EXERCISE PROMPT → Would you transcribe the listing that follows, character for character, and omit its images?

SUPPLIED RECORDS →
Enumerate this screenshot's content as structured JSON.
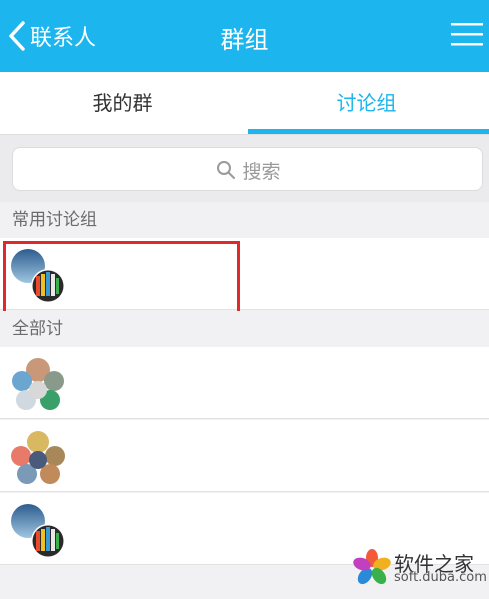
{
  "header": {
    "back_label": "联系人",
    "title": "群组",
    "back_icon": "chevron-left-icon",
    "menu_icon": "menu-icon"
  },
  "tabs": [
    {
      "label": "我的群",
      "active": false
    },
    {
      "label": "讨论组",
      "active": true
    }
  ],
  "search": {
    "placeholder": "搜索",
    "icon": "search-icon"
  },
  "sections": {
    "frequent": "常用讨论组",
    "all": "全部讨"
  },
  "watermark": {
    "title": "软件之家",
    "subtitle": "soft.duba.com"
  },
  "colors": {
    "accent": "#1cb5ee",
    "highlight": "#e02a2a"
  }
}
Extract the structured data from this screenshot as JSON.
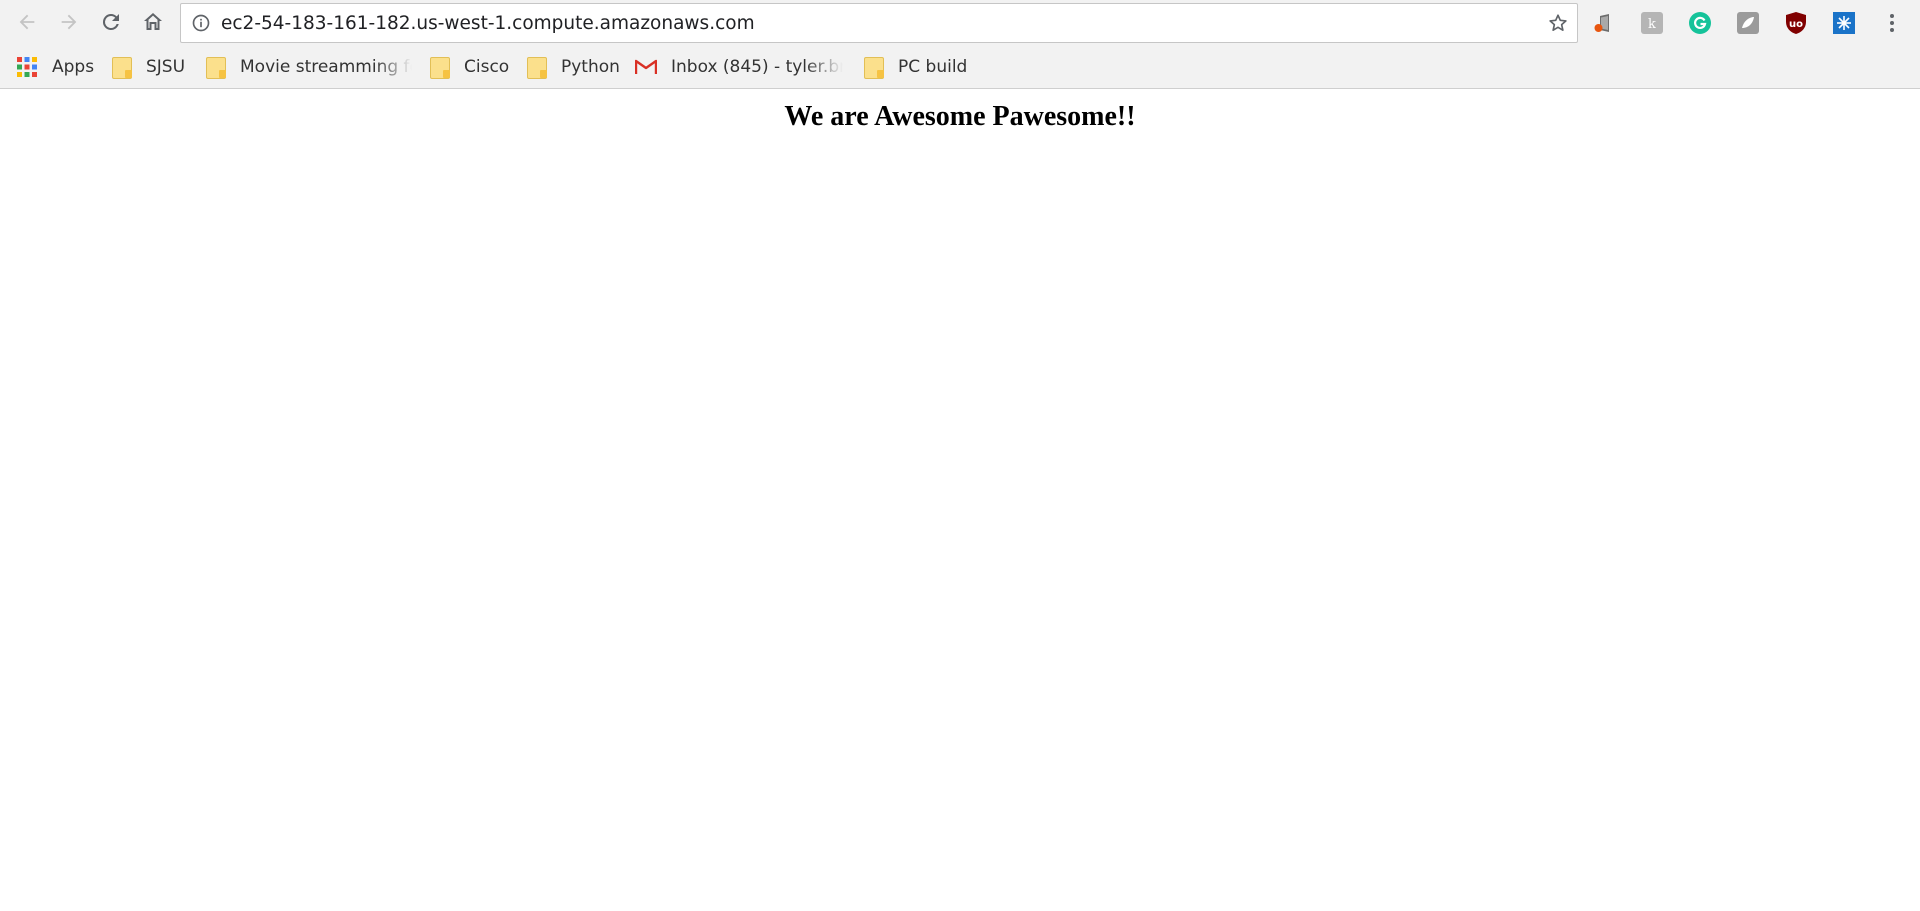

COMPLETE OUTPUT →
Enumerate this screenshot's content as structured JSON.
{
  "header": {
    "back_label": "联系人",
    "title": "群组",
    "back_icon": "chevron-left-icon",
    "menu_icon": "menu-icon"
  },
  "tabs": [
    {
      "label": "我的群",
      "active": false
    },
    {
      "label": "讨论组",
      "active": true
    }
  ],
  "search": {
    "placeholder": "搜索",
    "icon": "search-icon"
  },
  "sections": {
    "frequent": "常用讨论组",
    "all": "全部讨"
  },
  "watermark": {
    "title": "软件之家",
    "subtitle": "soft.duba.com"
  },
  "colors": {
    "accent": "#1cb5ee",
    "highlight": "#e02a2a"
  }
}
Extract the structured data from this screenshot as JSON.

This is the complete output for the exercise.